### What needs to be done:
Using the records below, locate all lines containing "this" and return them.

### Stored data:
• • •
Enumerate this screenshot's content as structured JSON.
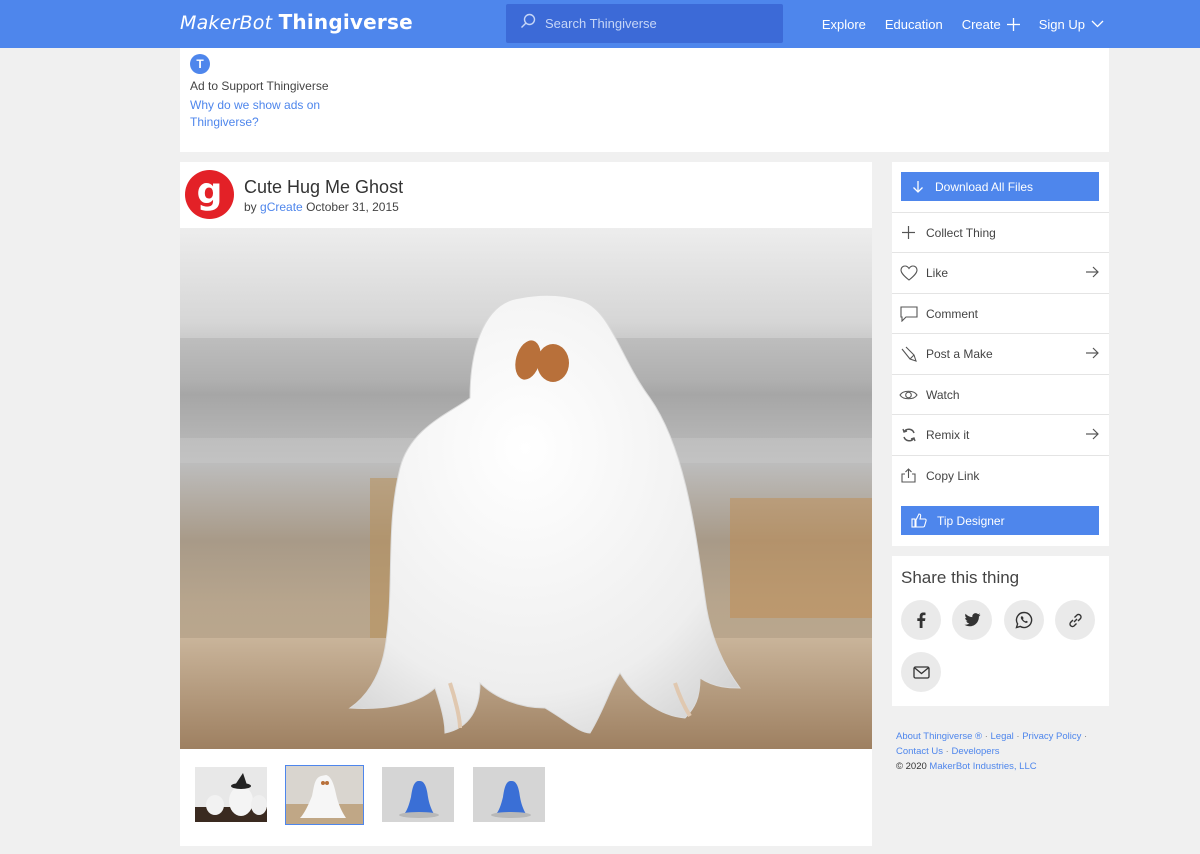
{
  "header": {
    "brand_left": "MakerBot",
    "brand_right": "Thingiverse",
    "search_placeholder": "Search Thingiverse",
    "nav": {
      "explore": "Explore",
      "education": "Education",
      "create": "Create",
      "signup": "Sign Up"
    }
  },
  "ad": {
    "logo_letter": "T",
    "label": "Ad to Support Thingiverse",
    "link": "Why do we show ads on Thingiverse?"
  },
  "thing": {
    "avatar_letter": "g",
    "title": "Cute Hug Me Ghost",
    "by": "by",
    "author": "gCreate",
    "date": "October 31, 2015",
    "thumbnails": [
      {
        "name": "ghosts-with-witch-hat",
        "selected": false
      },
      {
        "name": "white-ghost",
        "selected": true
      },
      {
        "name": "blue-ghost-render-1",
        "selected": false
      },
      {
        "name": "blue-ghost-render-2",
        "selected": false
      }
    ]
  },
  "actions": {
    "download": "Download All Files",
    "collect": "Collect Thing",
    "like": "Like",
    "comment": "Comment",
    "post_make": "Post a Make",
    "watch": "Watch",
    "remix": "Remix it",
    "copy_link": "Copy Link",
    "tip": "Tip Designer"
  },
  "share": {
    "title": "Share this thing",
    "buttons": [
      "facebook-icon",
      "twitter-icon",
      "whatsapp-icon",
      "link-icon",
      "mail-icon"
    ]
  },
  "footer": {
    "about": "About Thingiverse ®",
    "legal": "Legal",
    "privacy": "Privacy Policy",
    "contact": "Contact Us",
    "developers": "Developers",
    "copyright": "©  2020",
    "company": "MakerBot Industries, LLC",
    "separator": "·"
  },
  "colors": {
    "accent": "#4e86ec",
    "search_bg": "#3c6ad7",
    "avatar_red": "#e32127",
    "page_bg": "#f0f0f0"
  }
}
• • •
### Exercise output:
Enumerate this screenshot's content as structured JSON.
    "title": "Share this thing",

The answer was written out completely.